─── THE INPUT ───
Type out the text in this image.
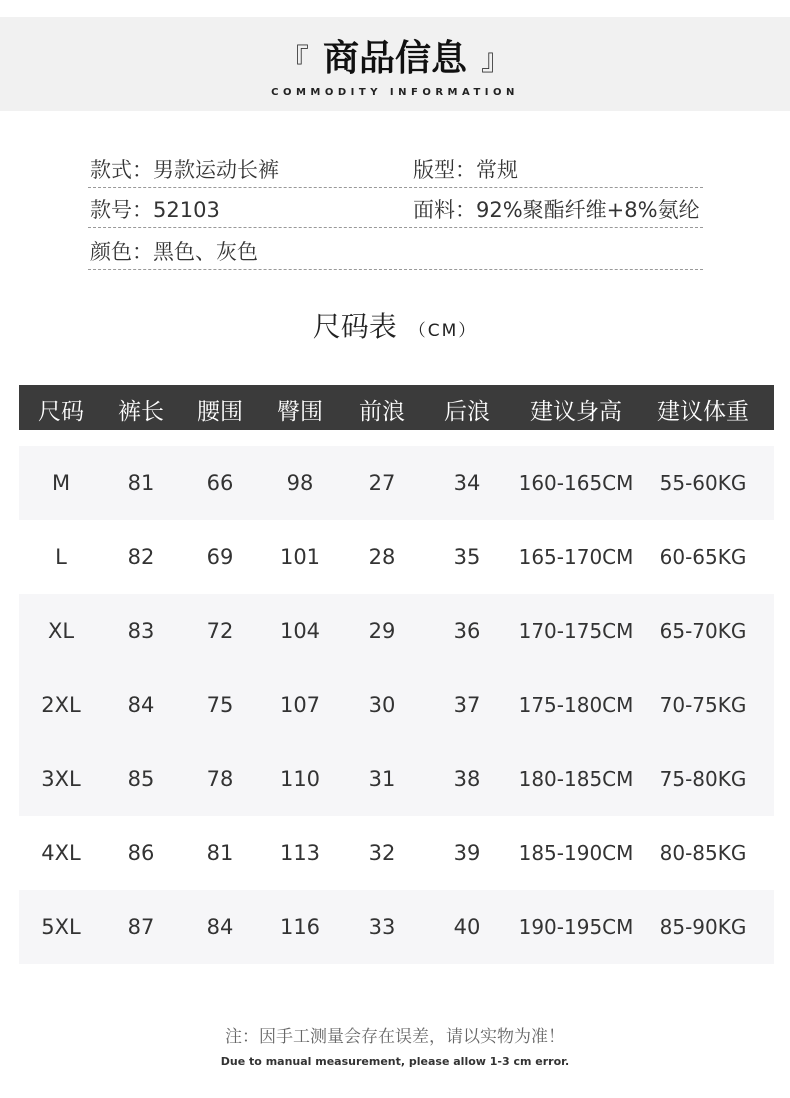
『 商品信息 』
COMMODITY INFORMATION
款式：男款运动长裤	版型：常规
款号：52103	面料：92%聚酯纤维+8%氨纶
颜色：黑色、灰色
尺码表 （CM）
尺码 裤长 腰围 臀围 前浪 后浪 建议身高 建议体重
M	81 66	98	27	34 160-165CM 55-60KG
L	82 69 101 28	35 165-170CM 60-65KG
XL	83 72 104 29	36 170-175CM 65-70KG
2XL 84 75 107 30	37 175-180CM 70-75KG
3XL 85 78 110 31	38 180-185CM 75-80KG
4XL 86 81 113 32	39 185-190CM 80-85KG
5XL 87 84 116 33	40 190-195CM 85-90KG
注：因手工测量会存在误差，请以实物为准！
Due to manual measurement, please allow 1-3 cm error.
───
(EXERCISE INSTRUCTIONS): Quote the records in their entirety, keeping the wording exact and excluding pictures.

(REPLY):
Type out the text in this image.
『 商品信息 』
COMMODITY INFORMATION
款式：男款运动长裤	版型：常规
款号：52103	面料：92%聚酯纤维+8%氨纶
颜色：黑色、灰色
尺码表 （CM）
尺码 裤长 腰围 臀围 前浪 后浪 建议身高 建议体重
M	81 66	98	27	34 160-165CM 55-60KG
L	82 69 101 28	35 165-170CM 60-65KG
XL	83 72 104 29	36 170-175CM 65-70KG
2XL 84 75 107 30	37 175-180CM 70-75KG
3XL 85 78 110 31	38 180-185CM 75-80KG
4XL 86 81 113 32	39 185-190CM 80-85KG
5XL 87 84 116 33	40 190-195CM 85-90KG
注：因手工测量会存在误差，请以实物为准！
Due to manual measurement, please allow 1-3 cm error.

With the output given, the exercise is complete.